___ DATA FOR THIS TASK ___

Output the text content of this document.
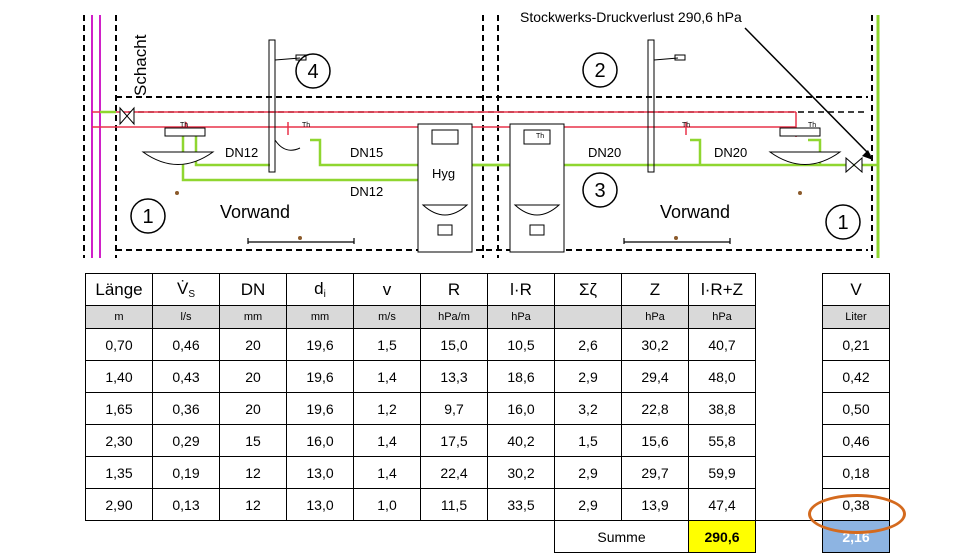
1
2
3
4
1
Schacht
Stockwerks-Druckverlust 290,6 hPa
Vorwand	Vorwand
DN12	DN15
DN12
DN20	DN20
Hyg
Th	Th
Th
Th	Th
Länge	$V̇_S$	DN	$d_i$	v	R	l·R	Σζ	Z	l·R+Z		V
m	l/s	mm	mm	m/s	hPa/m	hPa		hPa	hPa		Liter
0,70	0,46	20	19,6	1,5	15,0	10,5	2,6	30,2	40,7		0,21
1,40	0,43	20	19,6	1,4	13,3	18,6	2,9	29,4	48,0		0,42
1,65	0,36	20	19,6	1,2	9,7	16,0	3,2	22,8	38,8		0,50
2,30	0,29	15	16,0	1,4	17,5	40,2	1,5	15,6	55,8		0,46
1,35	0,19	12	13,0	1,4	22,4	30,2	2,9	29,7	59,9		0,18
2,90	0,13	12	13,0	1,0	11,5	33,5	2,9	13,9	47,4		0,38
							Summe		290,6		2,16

___

Transcribe the entries above verbatim, omitting their pictures.

TASK OUTPUT |
Output the text content of this document.
1
2
3
4
1
Schacht
Stockwerks-Druckverlust 290,6 hPa
Vorwand	Vorwand
DN12	DN15
DN12
DN20	DN20
Hyg
Th	Th
Th
Th	Th
Länge	$V̇_S$	DN	$d_i$	v	R	l·R	Σζ	Z	l·R+Z		V
m	l/s	mm	mm	m/s	hPa/m	hPa		hPa	hPa		Liter
0,70	0,46	20	19,6	1,5	15,0	10,5	2,6	30,2	40,7		0,21
1,40	0,43	20	19,6	1,4	13,3	18,6	2,9	29,4	48,0		0,42
1,65	0,36	20	19,6	1,2	9,7	16,0	3,2	22,8	38,8		0,50
2,30	0,29	15	16,0	1,4	17,5	40,2	1,5	15,6	55,8		0,46
1,35	0,19	12	13,0	1,4	22,4	30,2	2,9	29,7	59,9		0,18
2,90	0,13	12	13,0	1,0	11,5	33,5	2,9	13,9	47,4		0,38
							Summe		290,6		2,16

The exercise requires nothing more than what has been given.